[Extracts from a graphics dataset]
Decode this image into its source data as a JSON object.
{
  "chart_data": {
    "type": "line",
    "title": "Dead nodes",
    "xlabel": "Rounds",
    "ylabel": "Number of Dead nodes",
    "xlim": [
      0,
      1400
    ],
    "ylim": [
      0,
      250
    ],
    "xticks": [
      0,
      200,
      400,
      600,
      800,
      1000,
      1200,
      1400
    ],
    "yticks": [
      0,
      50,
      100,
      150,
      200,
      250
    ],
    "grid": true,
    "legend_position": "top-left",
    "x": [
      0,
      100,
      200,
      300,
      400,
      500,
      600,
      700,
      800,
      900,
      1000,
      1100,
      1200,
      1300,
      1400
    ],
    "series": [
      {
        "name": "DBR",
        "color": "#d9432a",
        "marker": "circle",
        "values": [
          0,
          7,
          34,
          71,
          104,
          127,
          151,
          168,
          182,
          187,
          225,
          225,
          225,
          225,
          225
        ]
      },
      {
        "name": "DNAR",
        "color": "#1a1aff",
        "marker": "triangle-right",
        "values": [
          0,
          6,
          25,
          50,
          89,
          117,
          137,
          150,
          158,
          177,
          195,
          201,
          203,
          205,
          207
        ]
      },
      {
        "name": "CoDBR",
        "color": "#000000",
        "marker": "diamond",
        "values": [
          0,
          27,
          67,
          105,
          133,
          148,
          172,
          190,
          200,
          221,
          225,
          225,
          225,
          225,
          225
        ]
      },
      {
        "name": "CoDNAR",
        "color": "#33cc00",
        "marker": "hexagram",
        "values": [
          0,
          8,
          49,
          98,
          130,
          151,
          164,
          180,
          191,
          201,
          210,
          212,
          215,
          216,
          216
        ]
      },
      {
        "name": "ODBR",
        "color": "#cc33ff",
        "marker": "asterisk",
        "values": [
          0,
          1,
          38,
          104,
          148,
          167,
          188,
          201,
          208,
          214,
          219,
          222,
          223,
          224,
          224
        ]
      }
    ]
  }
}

WHAT IS NEEDED: Reproduce all the records precisely.

RESPONSE TO THE TASK:
Decode this image into its source data as a JSON object.
{
  "chart_data": {
    "type": "line",
    "title": "Dead nodes",
    "xlabel": "Rounds",
    "ylabel": "Number of Dead nodes",
    "xlim": [
      0,
      1400
    ],
    "ylim": [
      0,
      250
    ],
    "xticks": [
      0,
      200,
      400,
      600,
      800,
      1000,
      1200,
      1400
    ],
    "yticks": [
      0,
      50,
      100,
      150,
      200,
      250
    ],
    "grid": true,
    "legend_position": "top-left",
    "x": [
      0,
      100,
      200,
      300,
      400,
      500,
      600,
      700,
      800,
      900,
      1000,
      1100,
      1200,
      1300,
      1400
    ],
    "series": [
      {
        "name": "DBR",
        "color": "#d9432a",
        "marker": "circle",
        "values": [
          0,
          7,
          34,
          71,
          104,
          127,
          151,
          168,
          182,
          187,
          225,
          225,
          225,
          225,
          225
        ]
      },
      {
        "name": "DNAR",
        "color": "#1a1aff",
        "marker": "triangle-right",
        "values": [
          0,
          6,
          25,
          50,
          89,
          117,
          137,
          150,
          158,
          177,
          195,
          201,
          203,
          205,
          207
        ]
      },
      {
        "name": "CoDBR",
        "color": "#000000",
        "marker": "diamond",
        "values": [
          0,
          27,
          67,
          105,
          133,
          148,
          172,
          190,
          200,
          221,
          225,
          225,
          225,
          225,
          225
        ]
      },
      {
        "name": "CoDNAR",
        "color": "#33cc00",
        "marker": "hexagram",
        "values": [
          0,
          8,
          49,
          98,
          130,
          151,
          164,
          180,
          191,
          201,
          210,
          212,
          215,
          216,
          216
        ]
      },
      {
        "name": "ODBR",
        "color": "#cc33ff",
        "marker": "asterisk",
        "values": [
          0,
          1,
          38,
          104,
          148,
          167,
          188,
          201,
          208,
          214,
          219,
          222,
          223,
          224,
          224
        ]
      }
    ]
  }
}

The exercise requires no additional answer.